→ EXERCISE REQUIREMENTS
Keep the pictures out of the copy and print all the entries below exactly.
|---|
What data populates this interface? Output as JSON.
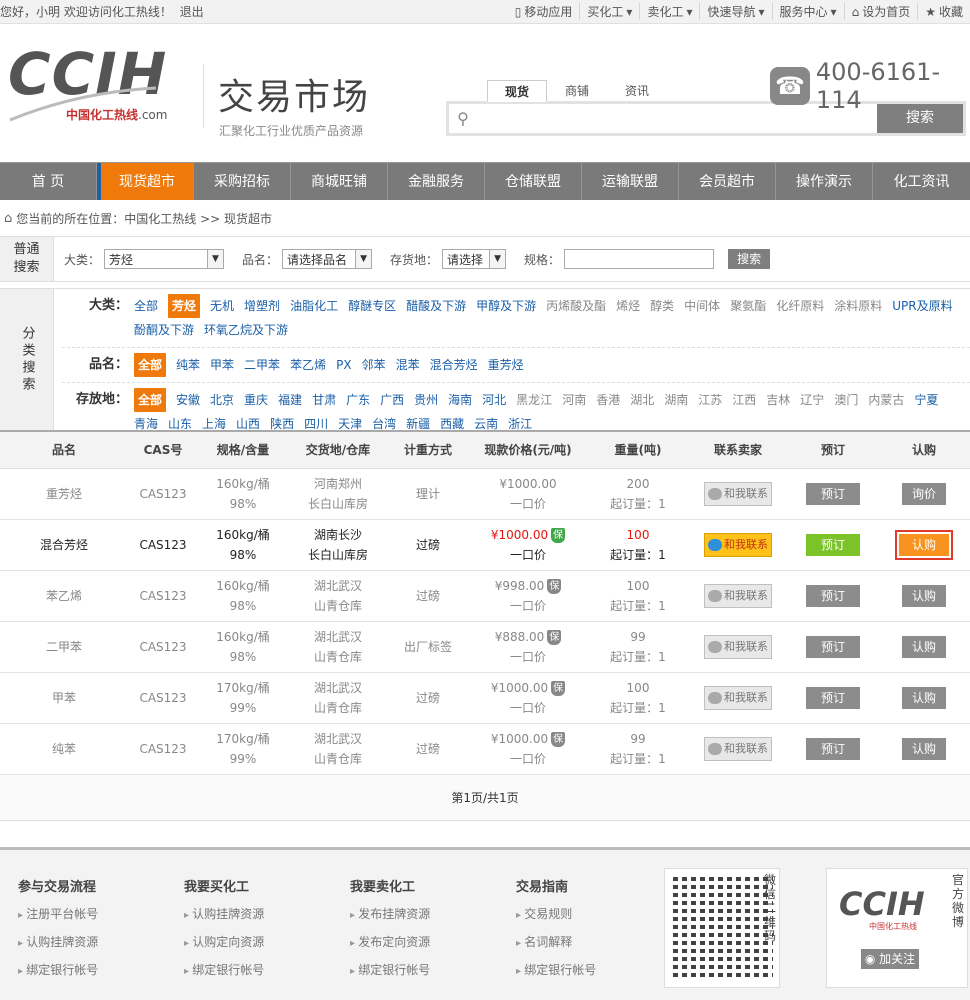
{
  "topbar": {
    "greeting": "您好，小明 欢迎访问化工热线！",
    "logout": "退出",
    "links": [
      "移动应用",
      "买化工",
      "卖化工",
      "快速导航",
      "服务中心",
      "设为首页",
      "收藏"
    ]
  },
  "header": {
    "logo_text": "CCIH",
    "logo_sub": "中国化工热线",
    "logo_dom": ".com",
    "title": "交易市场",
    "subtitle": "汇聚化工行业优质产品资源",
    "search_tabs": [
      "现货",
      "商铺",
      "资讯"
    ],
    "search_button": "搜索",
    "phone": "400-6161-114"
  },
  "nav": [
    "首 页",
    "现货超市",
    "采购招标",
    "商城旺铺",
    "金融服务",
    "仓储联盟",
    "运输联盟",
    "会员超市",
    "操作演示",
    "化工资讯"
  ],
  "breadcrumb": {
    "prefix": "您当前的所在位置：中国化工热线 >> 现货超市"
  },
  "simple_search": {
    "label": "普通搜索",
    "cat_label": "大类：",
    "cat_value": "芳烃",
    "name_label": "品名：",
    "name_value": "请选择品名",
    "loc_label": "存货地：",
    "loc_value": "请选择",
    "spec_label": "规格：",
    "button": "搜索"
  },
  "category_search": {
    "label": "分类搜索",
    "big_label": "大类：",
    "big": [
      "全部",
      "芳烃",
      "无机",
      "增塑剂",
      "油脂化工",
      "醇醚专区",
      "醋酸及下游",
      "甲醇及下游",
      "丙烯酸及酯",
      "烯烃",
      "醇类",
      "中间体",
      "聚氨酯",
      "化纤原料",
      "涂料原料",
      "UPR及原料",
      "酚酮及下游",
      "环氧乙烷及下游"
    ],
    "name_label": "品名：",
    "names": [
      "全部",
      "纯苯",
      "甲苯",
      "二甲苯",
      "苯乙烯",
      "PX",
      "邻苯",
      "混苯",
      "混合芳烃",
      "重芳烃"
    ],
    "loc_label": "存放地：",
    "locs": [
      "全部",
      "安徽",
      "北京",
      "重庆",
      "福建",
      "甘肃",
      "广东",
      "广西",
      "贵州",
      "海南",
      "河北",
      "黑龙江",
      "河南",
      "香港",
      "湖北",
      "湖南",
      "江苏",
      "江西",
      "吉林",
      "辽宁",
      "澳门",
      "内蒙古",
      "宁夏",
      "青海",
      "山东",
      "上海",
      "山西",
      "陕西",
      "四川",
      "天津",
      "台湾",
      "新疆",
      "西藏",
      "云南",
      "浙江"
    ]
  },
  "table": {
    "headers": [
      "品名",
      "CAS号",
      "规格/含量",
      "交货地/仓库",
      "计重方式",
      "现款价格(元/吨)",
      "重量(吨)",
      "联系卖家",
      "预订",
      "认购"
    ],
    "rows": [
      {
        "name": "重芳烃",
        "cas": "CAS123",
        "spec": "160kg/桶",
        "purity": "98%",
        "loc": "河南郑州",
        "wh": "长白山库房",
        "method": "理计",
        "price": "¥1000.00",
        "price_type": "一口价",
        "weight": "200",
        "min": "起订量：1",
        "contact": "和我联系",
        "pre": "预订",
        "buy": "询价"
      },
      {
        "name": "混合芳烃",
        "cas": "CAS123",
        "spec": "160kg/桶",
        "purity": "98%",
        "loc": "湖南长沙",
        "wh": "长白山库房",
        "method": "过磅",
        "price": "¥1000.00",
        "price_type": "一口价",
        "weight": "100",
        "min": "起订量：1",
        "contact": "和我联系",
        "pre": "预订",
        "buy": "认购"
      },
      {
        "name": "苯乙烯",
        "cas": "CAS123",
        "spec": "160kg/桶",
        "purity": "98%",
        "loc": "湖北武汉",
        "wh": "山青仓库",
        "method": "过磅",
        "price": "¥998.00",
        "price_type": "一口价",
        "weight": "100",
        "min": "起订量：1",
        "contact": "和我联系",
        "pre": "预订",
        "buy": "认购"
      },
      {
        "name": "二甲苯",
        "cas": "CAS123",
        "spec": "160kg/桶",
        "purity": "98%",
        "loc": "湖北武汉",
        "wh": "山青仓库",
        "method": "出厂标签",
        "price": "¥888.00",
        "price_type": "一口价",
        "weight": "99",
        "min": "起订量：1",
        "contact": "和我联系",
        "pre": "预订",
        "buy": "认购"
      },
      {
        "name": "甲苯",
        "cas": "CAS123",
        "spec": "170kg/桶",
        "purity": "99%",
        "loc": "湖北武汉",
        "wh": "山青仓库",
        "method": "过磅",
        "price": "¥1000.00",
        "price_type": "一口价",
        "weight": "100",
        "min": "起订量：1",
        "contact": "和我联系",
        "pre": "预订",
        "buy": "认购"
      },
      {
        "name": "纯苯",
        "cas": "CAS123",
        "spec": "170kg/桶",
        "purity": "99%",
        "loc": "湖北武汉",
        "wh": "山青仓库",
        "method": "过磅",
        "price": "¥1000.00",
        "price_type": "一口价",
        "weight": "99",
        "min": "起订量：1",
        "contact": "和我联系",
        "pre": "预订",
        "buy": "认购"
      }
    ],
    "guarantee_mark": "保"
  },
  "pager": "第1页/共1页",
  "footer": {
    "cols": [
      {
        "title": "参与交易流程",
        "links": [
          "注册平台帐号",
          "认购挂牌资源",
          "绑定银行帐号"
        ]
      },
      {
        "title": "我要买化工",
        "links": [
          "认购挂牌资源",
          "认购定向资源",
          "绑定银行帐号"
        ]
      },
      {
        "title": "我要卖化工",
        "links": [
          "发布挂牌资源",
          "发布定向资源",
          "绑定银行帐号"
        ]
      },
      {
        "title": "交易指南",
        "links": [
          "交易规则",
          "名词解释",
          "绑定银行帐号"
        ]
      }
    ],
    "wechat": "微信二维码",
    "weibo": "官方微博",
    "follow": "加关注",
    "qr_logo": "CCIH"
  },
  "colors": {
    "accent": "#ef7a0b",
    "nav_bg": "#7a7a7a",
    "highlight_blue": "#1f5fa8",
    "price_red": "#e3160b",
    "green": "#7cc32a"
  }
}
|---|
→ TASK RESULT
What data populates this interface? Output as JSON.
{
  "topbar": {
    "greeting": "您好，小明 欢迎访问化工热线！",
    "logout": "退出",
    "links": [
      "移动应用",
      "买化工",
      "卖化工",
      "快速导航",
      "服务中心",
      "设为首页",
      "收藏"
    ]
  },
  "header": {
    "logo_text": "CCIH",
    "logo_sub": "中国化工热线",
    "logo_dom": ".com",
    "title": "交易市场",
    "subtitle": "汇聚化工行业优质产品资源",
    "search_tabs": [
      "现货",
      "商铺",
      "资讯"
    ],
    "search_button": "搜索",
    "phone": "400-6161-114"
  },
  "nav": [
    "首 页",
    "现货超市",
    "采购招标",
    "商城旺铺",
    "金融服务",
    "仓储联盟",
    "运输联盟",
    "会员超市",
    "操作演示",
    "化工资讯"
  ],
  "breadcrumb": {
    "prefix": "您当前的所在位置：中国化工热线 >> 现货超市"
  },
  "simple_search": {
    "label": "普通搜索",
    "cat_label": "大类：",
    "cat_value": "芳烃",
    "name_label": "品名：",
    "name_value": "请选择品名",
    "loc_label": "存货地：",
    "loc_value": "请选择",
    "spec_label": "规格：",
    "button": "搜索"
  },
  "category_search": {
    "label": "分类搜索",
    "big_label": "大类：",
    "big": [
      "全部",
      "芳烃",
      "无机",
      "增塑剂",
      "油脂化工",
      "醇醚专区",
      "醋酸及下游",
      "甲醇及下游",
      "丙烯酸及酯",
      "烯烃",
      "醇类",
      "中间体",
      "聚氨酯",
      "化纤原料",
      "涂料原料",
      "UPR及原料",
      "酚酮及下游",
      "环氧乙烷及下游"
    ],
    "name_label": "品名：",
    "names": [
      "全部",
      "纯苯",
      "甲苯",
      "二甲苯",
      "苯乙烯",
      "PX",
      "邻苯",
      "混苯",
      "混合芳烃",
      "重芳烃"
    ],
    "loc_label": "存放地：",
    "locs": [
      "全部",
      "安徽",
      "北京",
      "重庆",
      "福建",
      "甘肃",
      "广东",
      "广西",
      "贵州",
      "海南",
      "河北",
      "黑龙江",
      "河南",
      "香港",
      "湖北",
      "湖南",
      "江苏",
      "江西",
      "吉林",
      "辽宁",
      "澳门",
      "内蒙古",
      "宁夏",
      "青海",
      "山东",
      "上海",
      "山西",
      "陕西",
      "四川",
      "天津",
      "台湾",
      "新疆",
      "西藏",
      "云南",
      "浙江"
    ]
  },
  "table": {
    "headers": [
      "品名",
      "CAS号",
      "规格/含量",
      "交货地/仓库",
      "计重方式",
      "现款价格(元/吨)",
      "重量(吨)",
      "联系卖家",
      "预订",
      "认购"
    ],
    "rows": [
      {
        "name": "重芳烃",
        "cas": "CAS123",
        "spec": "160kg/桶",
        "purity": "98%",
        "loc": "河南郑州",
        "wh": "长白山库房",
        "method": "理计",
        "price": "¥1000.00",
        "price_type": "一口价",
        "weight": "200",
        "min": "起订量：1",
        "contact": "和我联系",
        "pre": "预订",
        "buy": "询价"
      },
      {
        "name": "混合芳烃",
        "cas": "CAS123",
        "spec": "160kg/桶",
        "purity": "98%",
        "loc": "湖南长沙",
        "wh": "长白山库房",
        "method": "过磅",
        "price": "¥1000.00",
        "price_type": "一口价",
        "weight": "100",
        "min": "起订量：1",
        "contact": "和我联系",
        "pre": "预订",
        "buy": "认购"
      },
      {
        "name": "苯乙烯",
        "cas": "CAS123",
        "spec": "160kg/桶",
        "purity": "98%",
        "loc": "湖北武汉",
        "wh": "山青仓库",
        "method": "过磅",
        "price": "¥998.00",
        "price_type": "一口价",
        "weight": "100",
        "min": "起订量：1",
        "contact": "和我联系",
        "pre": "预订",
        "buy": "认购"
      },
      {
        "name": "二甲苯",
        "cas": "CAS123",
        "spec": "160kg/桶",
        "purity": "98%",
        "loc": "湖北武汉",
        "wh": "山青仓库",
        "method": "出厂标签",
        "price": "¥888.00",
        "price_type": "一口价",
        "weight": "99",
        "min": "起订量：1",
        "contact": "和我联系",
        "pre": "预订",
        "buy": "认购"
      },
      {
        "name": "甲苯",
        "cas": "CAS123",
        "spec": "170kg/桶",
        "purity": "99%",
        "loc": "湖北武汉",
        "wh": "山青仓库",
        "method": "过磅",
        "price": "¥1000.00",
        "price_type": "一口价",
        "weight": "100",
        "min": "起订量：1",
        "contact": "和我联系",
        "pre": "预订",
        "buy": "认购"
      },
      {
        "name": "纯苯",
        "cas": "CAS123",
        "spec": "170kg/桶",
        "purity": "99%",
        "loc": "湖北武汉",
        "wh": "山青仓库",
        "method": "过磅",
        "price": "¥1000.00",
        "price_type": "一口价",
        "weight": "99",
        "min": "起订量：1",
        "contact": "和我联系",
        "pre": "预订",
        "buy": "认购"
      }
    ],
    "guarantee_mark": "保"
  },
  "pager": "第1页/共1页",
  "footer": {
    "cols": [
      {
        "title": "参与交易流程",
        "links": [
          "注册平台帐号",
          "认购挂牌资源",
          "绑定银行帐号"
        ]
      },
      {
        "title": "我要买化工",
        "links": [
          "认购挂牌资源",
          "认购定向资源",
          "绑定银行帐号"
        ]
      },
      {
        "title": "我要卖化工",
        "links": [
          "发布挂牌资源",
          "发布定向资源",
          "绑定银行帐号"
        ]
      },
      {
        "title": "交易指南",
        "links": [
          "交易规则",
          "名词解释",
          "绑定银行帐号"
        ]
      }
    ],
    "wechat": "微信二维码",
    "weibo": "官方微博",
    "follow": "加关注",
    "qr_logo": "CCIH"
  },
  "colors": {
    "accent": "#ef7a0b",
    "nav_bg": "#7a7a7a",
    "highlight_blue": "#1f5fa8",
    "price_red": "#e3160b",
    "green": "#7cc32a"
  }
}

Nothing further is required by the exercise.